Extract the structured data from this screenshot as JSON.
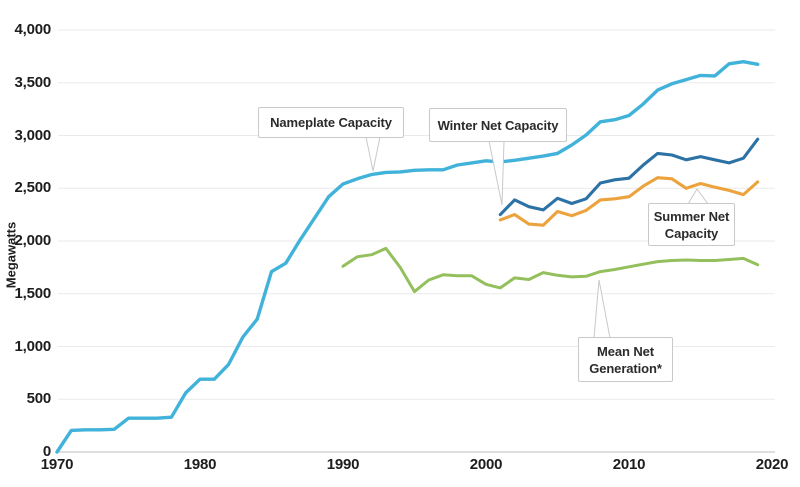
{
  "annotations": {
    "nameplate": {
      "label": "Nameplate Capacity"
    },
    "winter": {
      "label": "Winter Net Capacity"
    },
    "summer": {
      "line1": "Summer Net",
      "line2": "Capacity"
    },
    "mean": {
      "line1": "Mean Net",
      "line2": "Generation*"
    }
  },
  "chart_data": {
    "type": "line",
    "title": "",
    "xlabel": "",
    "ylabel": "Megawatts",
    "xlim": [
      1970,
      2020
    ],
    "ylim": [
      0,
      4000
    ],
    "grid": "horizontal",
    "legend_position": "inline-callouts",
    "x_tick_values": [
      1970,
      1980,
      1990,
      2000,
      2010,
      2020
    ],
    "x_tick_labels": [
      "1970",
      "1980",
      "1990",
      "2000",
      "2010",
      "2020"
    ],
    "y_tick_values": [
      0,
      500,
      1000,
      1500,
      2000,
      2500,
      3000,
      3500,
      4000
    ],
    "y_tick_labels": [
      "0",
      "500",
      "1,000",
      "1,500",
      "2,000",
      "2,500",
      "3,000",
      "3,500",
      "4,000"
    ],
    "series": [
      {
        "name": "Nameplate Capacity",
        "color": "#41b2da",
        "width": 3.4,
        "start_year": 1970,
        "values": [
          0,
          205,
          210,
          210,
          215,
          320,
          320,
          320,
          330,
          560,
          690,
          690,
          830,
          1090,
          1260,
          1710,
          1790,
          2010,
          2215,
          2420,
          2540,
          2590,
          2630,
          2650,
          2655,
          2670,
          2675,
          2675,
          2720,
          2740,
          2760,
          2750,
          2765,
          2785,
          2805,
          2830,
          2910,
          3005,
          3130,
          3150,
          3190,
          3300,
          3430,
          3490,
          3530,
          3570,
          3565,
          3680,
          3700,
          3675
        ]
      },
      {
        "name": "Winter Net Capacity",
        "color": "#2c72a5",
        "width": 3.1,
        "start_year": 2001,
        "values": [
          2250,
          2390,
          2325,
          2295,
          2405,
          2355,
          2400,
          2550,
          2580,
          2595,
          2720,
          2830,
          2815,
          2770,
          2800,
          2770,
          2740,
          2785,
          2965
        ]
      },
      {
        "name": "Summer Net Capacity",
        "color": "#eca23d",
        "width": 3.1,
        "start_year": 2001,
        "values": [
          2200,
          2250,
          2160,
          2150,
          2280,
          2240,
          2290,
          2390,
          2400,
          2420,
          2520,
          2600,
          2590,
          2500,
          2545,
          2510,
          2480,
          2440,
          2560
        ]
      },
      {
        "name": "Mean Net Generation*",
        "color": "#93c05c",
        "width": 3.0,
        "start_year": 1990,
        "values": [
          1760,
          1850,
          1870,
          1930,
          1750,
          1520,
          1630,
          1680,
          1670,
          1670,
          1590,
          1555,
          1650,
          1635,
          1700,
          1675,
          1660,
          1665,
          1710,
          1730,
          1755,
          1780,
          1805,
          1815,
          1820,
          1815,
          1815,
          1825,
          1835,
          1775
        ]
      }
    ]
  }
}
----
→ TASK: Reproduce each line exactly as it appears, omitting the pictures.

→ FINAL ANSWER:
Extract the structured data from this screenshot as JSON.
{
  "annotations": {
    "nameplate": {
      "label": "Nameplate Capacity"
    },
    "winter": {
      "label": "Winter Net Capacity"
    },
    "summer": {
      "line1": "Summer Net",
      "line2": "Capacity"
    },
    "mean": {
      "line1": "Mean Net",
      "line2": "Generation*"
    }
  },
  "chart_data": {
    "type": "line",
    "title": "",
    "xlabel": "",
    "ylabel": "Megawatts",
    "xlim": [
      1970,
      2020
    ],
    "ylim": [
      0,
      4000
    ],
    "grid": "horizontal",
    "legend_position": "inline-callouts",
    "x_tick_values": [
      1970,
      1980,
      1990,
      2000,
      2010,
      2020
    ],
    "x_tick_labels": [
      "1970",
      "1980",
      "1990",
      "2000",
      "2010",
      "2020"
    ],
    "y_tick_values": [
      0,
      500,
      1000,
      1500,
      2000,
      2500,
      3000,
      3500,
      4000
    ],
    "y_tick_labels": [
      "0",
      "500",
      "1,000",
      "1,500",
      "2,000",
      "2,500",
      "3,000",
      "3,500",
      "4,000"
    ],
    "series": [
      {
        "name": "Nameplate Capacity",
        "color": "#41b2da",
        "width": 3.4,
        "start_year": 1970,
        "values": [
          0,
          205,
          210,
          210,
          215,
          320,
          320,
          320,
          330,
          560,
          690,
          690,
          830,
          1090,
          1260,
          1710,
          1790,
          2010,
          2215,
          2420,
          2540,
          2590,
          2630,
          2650,
          2655,
          2670,
          2675,
          2675,
          2720,
          2740,
          2760,
          2750,
          2765,
          2785,
          2805,
          2830,
          2910,
          3005,
          3130,
          3150,
          3190,
          3300,
          3430,
          3490,
          3530,
          3570,
          3565,
          3680,
          3700,
          3675
        ]
      },
      {
        "name": "Winter Net Capacity",
        "color": "#2c72a5",
        "width": 3.1,
        "start_year": 2001,
        "values": [
          2250,
          2390,
          2325,
          2295,
          2405,
          2355,
          2400,
          2550,
          2580,
          2595,
          2720,
          2830,
          2815,
          2770,
          2800,
          2770,
          2740,
          2785,
          2965
        ]
      },
      {
        "name": "Summer Net Capacity",
        "color": "#eca23d",
        "width": 3.1,
        "start_year": 2001,
        "values": [
          2200,
          2250,
          2160,
          2150,
          2280,
          2240,
          2290,
          2390,
          2400,
          2420,
          2520,
          2600,
          2590,
          2500,
          2545,
          2510,
          2480,
          2440,
          2560
        ]
      },
      {
        "name": "Mean Net Generation*",
        "color": "#93c05c",
        "width": 3.0,
        "start_year": 1990,
        "values": [
          1760,
          1850,
          1870,
          1930,
          1750,
          1520,
          1630,
          1680,
          1670,
          1670,
          1590,
          1555,
          1650,
          1635,
          1700,
          1675,
          1660,
          1665,
          1710,
          1730,
          1755,
          1780,
          1805,
          1815,
          1820,
          1815,
          1815,
          1825,
          1835,
          1775
        ]
      }
    ]
  }
}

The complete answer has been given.